(Records from a collection)
● ● ● ● ● ● ●

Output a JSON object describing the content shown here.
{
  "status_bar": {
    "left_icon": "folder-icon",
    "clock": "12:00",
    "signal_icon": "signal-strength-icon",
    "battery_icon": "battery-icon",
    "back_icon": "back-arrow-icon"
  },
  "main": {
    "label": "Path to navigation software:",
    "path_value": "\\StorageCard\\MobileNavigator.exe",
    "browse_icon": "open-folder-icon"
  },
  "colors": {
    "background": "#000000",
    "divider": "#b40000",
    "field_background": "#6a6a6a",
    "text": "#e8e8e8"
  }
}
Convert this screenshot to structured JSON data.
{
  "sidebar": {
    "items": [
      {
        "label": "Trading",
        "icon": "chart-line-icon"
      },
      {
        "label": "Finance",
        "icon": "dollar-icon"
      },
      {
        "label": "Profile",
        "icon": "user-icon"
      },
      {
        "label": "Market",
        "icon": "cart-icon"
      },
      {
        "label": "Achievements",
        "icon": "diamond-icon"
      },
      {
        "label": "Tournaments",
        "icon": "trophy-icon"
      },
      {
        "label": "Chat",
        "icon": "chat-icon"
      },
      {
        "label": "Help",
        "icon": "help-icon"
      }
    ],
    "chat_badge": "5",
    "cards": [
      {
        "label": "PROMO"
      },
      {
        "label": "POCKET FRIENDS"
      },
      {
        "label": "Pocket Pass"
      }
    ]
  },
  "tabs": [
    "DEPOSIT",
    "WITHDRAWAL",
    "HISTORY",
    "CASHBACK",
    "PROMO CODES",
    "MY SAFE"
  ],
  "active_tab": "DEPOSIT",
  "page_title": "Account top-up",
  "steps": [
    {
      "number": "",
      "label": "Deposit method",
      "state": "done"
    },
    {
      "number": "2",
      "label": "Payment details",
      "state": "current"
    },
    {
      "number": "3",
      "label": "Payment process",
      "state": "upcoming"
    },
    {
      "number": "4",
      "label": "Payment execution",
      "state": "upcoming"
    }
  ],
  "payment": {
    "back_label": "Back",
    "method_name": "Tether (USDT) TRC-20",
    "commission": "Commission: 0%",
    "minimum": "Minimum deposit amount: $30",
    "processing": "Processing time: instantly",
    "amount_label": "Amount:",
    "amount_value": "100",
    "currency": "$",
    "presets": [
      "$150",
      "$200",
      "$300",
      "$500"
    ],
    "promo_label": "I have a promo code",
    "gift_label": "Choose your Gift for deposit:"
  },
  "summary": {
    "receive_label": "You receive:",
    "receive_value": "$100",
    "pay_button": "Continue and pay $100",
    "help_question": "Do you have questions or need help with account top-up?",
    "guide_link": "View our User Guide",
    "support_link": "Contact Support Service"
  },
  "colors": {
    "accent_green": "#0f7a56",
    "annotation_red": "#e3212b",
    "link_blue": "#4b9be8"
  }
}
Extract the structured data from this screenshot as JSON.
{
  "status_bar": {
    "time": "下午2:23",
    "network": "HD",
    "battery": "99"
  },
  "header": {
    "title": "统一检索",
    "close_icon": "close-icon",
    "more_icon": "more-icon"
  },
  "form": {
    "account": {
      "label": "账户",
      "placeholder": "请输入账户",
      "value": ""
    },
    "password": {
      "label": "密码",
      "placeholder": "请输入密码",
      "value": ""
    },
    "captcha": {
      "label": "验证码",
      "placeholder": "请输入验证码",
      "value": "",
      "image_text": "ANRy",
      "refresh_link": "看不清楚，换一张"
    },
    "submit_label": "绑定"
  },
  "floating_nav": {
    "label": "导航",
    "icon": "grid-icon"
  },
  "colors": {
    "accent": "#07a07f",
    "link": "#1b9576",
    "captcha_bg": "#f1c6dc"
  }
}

● ● ● ● ● ● ●

Exercise task -
Repeat the line that contains "Extract the structured", then every line after it until the records end, with nothing added.

Result of the exercise -
Extract the structured data from this screenshot as JSON.
{
  "status_bar": {
    "time": "下午2:23",
    "network": "HD",
    "battery": "99"
  },
  "header": {
    "title": "统一检索",
    "close_icon": "close-icon",
    "more_icon": "more-icon"
  },
  "form": {
    "account": {
      "label": "账户",
      "placeholder": "请输入账户",
      "value": ""
    },
    "password": {
      "label": "密码",
      "placeholder": "请输入密码",
      "value": ""
    },
    "captcha": {
      "label": "验证码",
      "placeholder": "请输入验证码",
      "value": "",
      "image_text": "ANRy",
      "refresh_link": "看不清楚，换一张"
    },
    "submit_label": "绑定"
  },
  "floating_nav": {
    "label": "导航",
    "icon": "grid-icon"
  },
  "colors": {
    "accent": "#07a07f",
    "link": "#1b9576",
    "captcha_bg": "#f1c6dc"
  }
}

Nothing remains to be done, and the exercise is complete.